## BRIEF A
In the passage on memory and light-sensitive brain cells, write out the text starting with "Sophisticated genetic tools" and going on through "or vice versa.", substituting "rats" for "mice".
## BRIEF B
Name every brain structure or region that the passage on memory and light-sensitive brain cells mentions.

## EXCERPTED TEXT
Sophisticated genetic tools that make brain cells responsive to light have now been used in mice to trigger a memory connected with a particular place, and to switch its association from negative to positive, or vice versa.
We often believe that our memories are accurate, but in fact they can be malleable, changing over time as recollections become less precise or as events that never happened are falsely remembered1. There is also another way in which memory can change. The memory of a romantic first meal out with a partner may take on a different mood when the relationship falters. That of a favourite family beach in summer may be destroyed by witnessing a swimming tragedy there. In these cases, memory of the place remains accurate, but the positive associations with that place are lost. In a paper published on Nature's website , Redondo et al.2 investigate the neural basis of this selective change.
Our memories are representations of past experiences that are believed to be encoded in networks of neurons that fire together or in sequence. The representation of a particular place - a 'where' memory - is encoded in a brain structure called the hippocampal formation, which is embedded within the medial temporal lobe. A separate representation in the amygdala of the brain encodes a 'what' memory, which recalls whether one feels good about a place (a positive valence) or has marked it off as dangerous (a negative valence). These two representations are thought to become connected during learning. The amygdala also has direct downstream connections to the action and endocrine systems that are involved in approach and avoidance3.

## DATA
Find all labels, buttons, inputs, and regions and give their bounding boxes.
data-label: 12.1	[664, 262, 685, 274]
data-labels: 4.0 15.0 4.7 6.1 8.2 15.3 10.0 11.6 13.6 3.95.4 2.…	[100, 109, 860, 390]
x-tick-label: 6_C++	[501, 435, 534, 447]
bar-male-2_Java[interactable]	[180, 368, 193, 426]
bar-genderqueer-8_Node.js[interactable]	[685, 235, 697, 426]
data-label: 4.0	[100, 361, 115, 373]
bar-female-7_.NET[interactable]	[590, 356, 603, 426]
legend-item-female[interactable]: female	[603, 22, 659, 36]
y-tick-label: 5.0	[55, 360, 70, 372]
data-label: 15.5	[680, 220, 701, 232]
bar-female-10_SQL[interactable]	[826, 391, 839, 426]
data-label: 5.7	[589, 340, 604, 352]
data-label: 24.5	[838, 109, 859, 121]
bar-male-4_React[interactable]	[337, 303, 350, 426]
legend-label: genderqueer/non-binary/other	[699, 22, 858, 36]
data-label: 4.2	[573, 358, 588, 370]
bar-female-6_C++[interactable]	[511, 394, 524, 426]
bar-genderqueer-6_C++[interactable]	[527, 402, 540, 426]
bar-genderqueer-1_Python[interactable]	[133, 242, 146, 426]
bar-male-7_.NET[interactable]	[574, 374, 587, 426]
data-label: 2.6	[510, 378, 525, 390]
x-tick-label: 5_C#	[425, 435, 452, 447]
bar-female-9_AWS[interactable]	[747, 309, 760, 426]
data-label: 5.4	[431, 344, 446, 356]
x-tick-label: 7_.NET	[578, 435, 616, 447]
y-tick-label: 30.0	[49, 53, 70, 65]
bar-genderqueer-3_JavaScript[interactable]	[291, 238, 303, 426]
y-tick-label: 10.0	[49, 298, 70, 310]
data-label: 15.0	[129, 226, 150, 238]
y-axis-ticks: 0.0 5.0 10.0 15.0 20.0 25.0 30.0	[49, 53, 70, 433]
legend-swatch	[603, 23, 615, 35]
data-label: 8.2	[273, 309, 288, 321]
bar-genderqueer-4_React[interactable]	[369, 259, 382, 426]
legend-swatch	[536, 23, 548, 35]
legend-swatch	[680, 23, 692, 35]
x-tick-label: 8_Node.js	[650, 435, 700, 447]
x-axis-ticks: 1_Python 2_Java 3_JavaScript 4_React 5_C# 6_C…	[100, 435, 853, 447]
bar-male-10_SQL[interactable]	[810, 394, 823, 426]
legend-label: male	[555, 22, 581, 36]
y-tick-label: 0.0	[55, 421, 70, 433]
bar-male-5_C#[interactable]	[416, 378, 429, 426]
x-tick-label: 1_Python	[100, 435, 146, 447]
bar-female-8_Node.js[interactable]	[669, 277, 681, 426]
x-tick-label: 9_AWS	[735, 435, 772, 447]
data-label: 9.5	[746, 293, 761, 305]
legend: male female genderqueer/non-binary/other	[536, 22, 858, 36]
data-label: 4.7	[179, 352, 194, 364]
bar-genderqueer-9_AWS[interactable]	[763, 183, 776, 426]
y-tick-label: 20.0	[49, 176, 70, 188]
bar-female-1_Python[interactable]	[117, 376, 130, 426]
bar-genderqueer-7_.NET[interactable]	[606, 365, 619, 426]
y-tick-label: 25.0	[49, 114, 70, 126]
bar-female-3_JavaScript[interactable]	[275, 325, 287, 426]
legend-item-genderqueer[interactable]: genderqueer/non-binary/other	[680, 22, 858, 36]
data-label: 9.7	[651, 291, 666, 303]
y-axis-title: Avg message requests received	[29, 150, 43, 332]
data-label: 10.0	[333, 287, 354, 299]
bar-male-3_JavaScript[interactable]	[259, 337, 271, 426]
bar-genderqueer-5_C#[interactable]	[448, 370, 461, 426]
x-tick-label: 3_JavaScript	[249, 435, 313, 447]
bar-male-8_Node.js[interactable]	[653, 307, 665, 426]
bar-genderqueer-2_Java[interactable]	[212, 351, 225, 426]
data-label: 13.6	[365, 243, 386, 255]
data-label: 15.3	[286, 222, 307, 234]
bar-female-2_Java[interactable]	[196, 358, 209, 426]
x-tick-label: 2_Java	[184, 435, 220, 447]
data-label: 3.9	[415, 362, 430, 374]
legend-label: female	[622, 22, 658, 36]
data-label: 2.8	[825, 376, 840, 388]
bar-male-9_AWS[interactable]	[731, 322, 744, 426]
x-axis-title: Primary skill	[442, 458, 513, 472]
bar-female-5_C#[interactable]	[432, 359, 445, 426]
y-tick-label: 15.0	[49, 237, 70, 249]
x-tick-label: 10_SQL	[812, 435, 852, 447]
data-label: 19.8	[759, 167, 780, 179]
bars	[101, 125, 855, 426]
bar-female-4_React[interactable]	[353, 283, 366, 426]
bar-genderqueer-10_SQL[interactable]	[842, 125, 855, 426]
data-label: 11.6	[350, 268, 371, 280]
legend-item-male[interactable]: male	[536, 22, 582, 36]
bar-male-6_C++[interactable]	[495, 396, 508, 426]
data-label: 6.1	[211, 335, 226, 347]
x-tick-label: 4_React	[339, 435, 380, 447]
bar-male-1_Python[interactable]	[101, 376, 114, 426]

## YOUR SOLUTION A
Sophisticated genetic tools that make brain cells responsive to light have now been used in rats to trigger a memory connected with a particular place, and to switch its association from negative to positive, or vice versa.

## YOUR SOLUTION B
The hippocampal formation, the medial temporal lobe and the amygdala.